-- START --

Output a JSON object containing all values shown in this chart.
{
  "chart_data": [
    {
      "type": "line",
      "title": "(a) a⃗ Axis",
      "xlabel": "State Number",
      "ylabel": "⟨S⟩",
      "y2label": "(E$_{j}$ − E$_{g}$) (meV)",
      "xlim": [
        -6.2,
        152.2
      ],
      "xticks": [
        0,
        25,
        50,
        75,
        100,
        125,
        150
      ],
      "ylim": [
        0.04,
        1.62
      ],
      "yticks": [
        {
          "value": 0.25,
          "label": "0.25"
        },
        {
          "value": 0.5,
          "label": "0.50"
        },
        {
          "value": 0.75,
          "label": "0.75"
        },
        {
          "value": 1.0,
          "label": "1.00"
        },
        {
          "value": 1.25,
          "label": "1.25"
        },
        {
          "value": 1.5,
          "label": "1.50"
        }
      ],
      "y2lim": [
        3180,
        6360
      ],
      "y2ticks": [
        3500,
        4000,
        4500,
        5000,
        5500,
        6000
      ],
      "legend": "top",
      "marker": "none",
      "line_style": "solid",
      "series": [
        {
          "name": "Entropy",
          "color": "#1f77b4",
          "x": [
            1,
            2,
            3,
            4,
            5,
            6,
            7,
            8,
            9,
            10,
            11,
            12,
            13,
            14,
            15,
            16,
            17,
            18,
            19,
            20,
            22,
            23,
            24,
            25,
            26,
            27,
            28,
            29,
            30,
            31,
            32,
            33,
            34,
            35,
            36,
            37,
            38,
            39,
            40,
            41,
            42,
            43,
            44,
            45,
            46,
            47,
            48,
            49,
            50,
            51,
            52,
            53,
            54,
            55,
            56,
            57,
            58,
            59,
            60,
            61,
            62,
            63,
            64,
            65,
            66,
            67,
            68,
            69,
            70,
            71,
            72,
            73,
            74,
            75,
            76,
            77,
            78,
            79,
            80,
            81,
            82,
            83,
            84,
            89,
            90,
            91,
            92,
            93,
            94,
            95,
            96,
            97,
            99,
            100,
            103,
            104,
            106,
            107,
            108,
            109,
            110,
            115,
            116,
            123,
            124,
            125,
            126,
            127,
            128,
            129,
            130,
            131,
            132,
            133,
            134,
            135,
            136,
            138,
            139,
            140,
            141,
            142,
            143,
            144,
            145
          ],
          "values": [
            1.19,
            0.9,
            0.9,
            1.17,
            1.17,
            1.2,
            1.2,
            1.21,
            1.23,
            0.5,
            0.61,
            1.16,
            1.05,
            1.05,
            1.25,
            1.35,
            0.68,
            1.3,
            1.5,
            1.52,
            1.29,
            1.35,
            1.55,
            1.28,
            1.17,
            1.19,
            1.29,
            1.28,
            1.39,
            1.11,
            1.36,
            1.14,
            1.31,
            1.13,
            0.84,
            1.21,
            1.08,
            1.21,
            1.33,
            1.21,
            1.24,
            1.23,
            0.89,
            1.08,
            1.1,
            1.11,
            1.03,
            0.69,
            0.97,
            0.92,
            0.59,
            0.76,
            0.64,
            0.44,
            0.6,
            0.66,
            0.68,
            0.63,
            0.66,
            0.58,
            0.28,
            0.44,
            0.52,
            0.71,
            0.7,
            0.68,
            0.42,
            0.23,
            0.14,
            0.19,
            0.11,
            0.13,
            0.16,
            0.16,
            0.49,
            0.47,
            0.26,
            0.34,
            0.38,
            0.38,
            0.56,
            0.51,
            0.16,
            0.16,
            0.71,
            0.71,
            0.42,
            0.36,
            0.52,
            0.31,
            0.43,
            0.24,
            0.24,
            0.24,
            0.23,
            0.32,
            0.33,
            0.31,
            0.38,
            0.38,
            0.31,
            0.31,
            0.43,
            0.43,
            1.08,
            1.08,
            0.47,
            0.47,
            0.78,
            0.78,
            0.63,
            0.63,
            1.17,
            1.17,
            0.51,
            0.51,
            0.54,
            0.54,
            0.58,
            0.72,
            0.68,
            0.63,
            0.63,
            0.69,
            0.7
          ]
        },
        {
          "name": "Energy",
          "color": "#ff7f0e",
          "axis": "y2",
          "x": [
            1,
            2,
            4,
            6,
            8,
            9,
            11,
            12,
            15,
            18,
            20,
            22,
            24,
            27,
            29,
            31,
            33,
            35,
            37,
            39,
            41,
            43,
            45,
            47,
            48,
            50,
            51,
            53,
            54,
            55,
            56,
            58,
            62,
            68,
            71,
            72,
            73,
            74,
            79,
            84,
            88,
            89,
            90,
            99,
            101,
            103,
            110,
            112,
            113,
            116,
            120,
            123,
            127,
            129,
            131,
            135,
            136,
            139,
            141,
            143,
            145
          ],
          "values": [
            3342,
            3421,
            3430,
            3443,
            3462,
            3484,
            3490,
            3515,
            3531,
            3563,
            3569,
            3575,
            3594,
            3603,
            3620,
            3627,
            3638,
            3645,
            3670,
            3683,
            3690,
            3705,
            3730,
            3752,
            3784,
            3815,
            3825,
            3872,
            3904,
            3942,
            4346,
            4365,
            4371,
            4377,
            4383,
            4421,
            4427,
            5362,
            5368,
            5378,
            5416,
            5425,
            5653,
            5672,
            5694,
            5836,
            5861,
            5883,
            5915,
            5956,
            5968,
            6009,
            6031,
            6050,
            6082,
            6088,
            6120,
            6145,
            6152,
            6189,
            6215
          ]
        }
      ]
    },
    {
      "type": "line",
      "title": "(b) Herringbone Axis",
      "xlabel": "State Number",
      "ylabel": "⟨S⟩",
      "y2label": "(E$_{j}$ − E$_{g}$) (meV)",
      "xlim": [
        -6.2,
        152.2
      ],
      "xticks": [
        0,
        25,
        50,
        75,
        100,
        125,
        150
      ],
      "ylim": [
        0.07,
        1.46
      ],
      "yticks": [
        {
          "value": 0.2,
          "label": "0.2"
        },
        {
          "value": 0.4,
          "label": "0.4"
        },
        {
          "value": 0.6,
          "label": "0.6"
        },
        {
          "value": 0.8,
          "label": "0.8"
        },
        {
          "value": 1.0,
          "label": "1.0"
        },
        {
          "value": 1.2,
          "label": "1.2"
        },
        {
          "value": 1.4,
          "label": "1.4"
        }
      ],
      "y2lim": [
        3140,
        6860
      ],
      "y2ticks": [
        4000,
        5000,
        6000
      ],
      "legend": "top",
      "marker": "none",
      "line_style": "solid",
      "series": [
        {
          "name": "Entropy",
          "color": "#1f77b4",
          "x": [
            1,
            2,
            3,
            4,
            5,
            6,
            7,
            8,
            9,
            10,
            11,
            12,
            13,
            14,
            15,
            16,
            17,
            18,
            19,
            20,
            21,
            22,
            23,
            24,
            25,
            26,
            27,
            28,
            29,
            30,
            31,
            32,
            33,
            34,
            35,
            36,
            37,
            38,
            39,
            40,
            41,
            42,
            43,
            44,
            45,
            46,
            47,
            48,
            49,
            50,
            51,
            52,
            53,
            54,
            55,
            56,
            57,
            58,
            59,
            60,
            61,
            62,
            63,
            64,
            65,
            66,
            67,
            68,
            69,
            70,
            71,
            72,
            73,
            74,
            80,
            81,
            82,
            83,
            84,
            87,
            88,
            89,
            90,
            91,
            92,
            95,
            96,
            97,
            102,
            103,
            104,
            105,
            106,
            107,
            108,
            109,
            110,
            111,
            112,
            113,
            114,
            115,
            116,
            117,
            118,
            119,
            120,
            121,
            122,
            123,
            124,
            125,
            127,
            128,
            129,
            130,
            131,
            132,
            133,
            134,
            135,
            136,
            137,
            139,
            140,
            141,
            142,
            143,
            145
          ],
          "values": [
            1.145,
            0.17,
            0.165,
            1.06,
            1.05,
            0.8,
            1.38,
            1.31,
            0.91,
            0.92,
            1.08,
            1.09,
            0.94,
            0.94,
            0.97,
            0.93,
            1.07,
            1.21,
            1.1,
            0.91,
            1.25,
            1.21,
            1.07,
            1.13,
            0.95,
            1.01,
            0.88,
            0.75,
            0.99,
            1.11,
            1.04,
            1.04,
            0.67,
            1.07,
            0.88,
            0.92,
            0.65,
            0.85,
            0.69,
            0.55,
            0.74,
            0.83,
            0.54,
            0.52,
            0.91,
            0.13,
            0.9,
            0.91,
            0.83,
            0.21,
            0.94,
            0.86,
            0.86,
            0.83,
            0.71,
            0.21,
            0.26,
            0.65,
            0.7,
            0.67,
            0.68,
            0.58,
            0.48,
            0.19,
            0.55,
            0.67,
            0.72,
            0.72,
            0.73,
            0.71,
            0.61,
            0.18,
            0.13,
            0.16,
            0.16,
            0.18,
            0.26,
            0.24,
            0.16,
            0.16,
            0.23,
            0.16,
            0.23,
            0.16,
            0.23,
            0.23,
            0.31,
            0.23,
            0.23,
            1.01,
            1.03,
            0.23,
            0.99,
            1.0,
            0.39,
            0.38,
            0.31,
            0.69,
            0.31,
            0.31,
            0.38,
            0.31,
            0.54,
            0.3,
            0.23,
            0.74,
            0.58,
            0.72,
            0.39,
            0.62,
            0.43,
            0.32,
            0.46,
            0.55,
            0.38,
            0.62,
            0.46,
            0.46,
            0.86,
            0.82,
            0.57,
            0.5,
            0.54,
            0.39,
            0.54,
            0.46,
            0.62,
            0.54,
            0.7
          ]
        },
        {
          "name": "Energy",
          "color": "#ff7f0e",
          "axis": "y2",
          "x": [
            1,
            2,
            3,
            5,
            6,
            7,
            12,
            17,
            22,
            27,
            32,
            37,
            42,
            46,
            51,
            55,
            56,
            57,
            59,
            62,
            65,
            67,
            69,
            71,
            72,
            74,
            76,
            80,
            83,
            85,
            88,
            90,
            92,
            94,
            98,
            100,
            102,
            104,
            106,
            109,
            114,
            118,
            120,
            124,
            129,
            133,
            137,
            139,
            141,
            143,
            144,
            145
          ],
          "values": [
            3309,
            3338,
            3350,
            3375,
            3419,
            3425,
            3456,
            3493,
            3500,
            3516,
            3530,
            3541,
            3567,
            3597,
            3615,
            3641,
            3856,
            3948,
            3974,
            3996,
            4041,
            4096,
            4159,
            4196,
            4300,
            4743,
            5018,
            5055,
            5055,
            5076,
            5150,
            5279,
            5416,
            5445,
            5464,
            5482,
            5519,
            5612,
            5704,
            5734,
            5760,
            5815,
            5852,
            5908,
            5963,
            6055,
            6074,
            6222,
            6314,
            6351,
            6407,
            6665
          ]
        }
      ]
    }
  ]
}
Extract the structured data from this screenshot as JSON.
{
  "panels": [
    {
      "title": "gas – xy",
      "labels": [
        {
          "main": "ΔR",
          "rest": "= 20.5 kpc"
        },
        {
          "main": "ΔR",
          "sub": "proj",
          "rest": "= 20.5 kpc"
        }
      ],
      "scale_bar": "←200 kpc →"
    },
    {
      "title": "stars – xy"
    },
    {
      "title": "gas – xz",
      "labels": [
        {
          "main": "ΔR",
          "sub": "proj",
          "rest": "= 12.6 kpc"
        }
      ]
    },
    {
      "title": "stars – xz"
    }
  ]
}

-- END --

● What this task involves
The lines to reproduce run from the one that contains "Extract the structured" through the last line above; copy them exactly.

● Problem solution
Extract the structured data from this screenshot as JSON.
{
  "panels": [
    {
      "title": "gas – xy",
      "labels": [
        {
          "main": "ΔR",
          "rest": "= 20.5 kpc"
        },
        {
          "main": "ΔR",
          "sub": "proj",
          "rest": "= 20.5 kpc"
        }
      ],
      "scale_bar": "←200 kpc →"
    },
    {
      "title": "stars – xy"
    },
    {
      "title": "gas – xz",
      "labels": [
        {
          "main": "ΔR",
          "sub": "proj",
          "rest": "= 12.6 kpc"
        }
      ]
    },
    {
      "title": "stars – xz"
    }
  ]
}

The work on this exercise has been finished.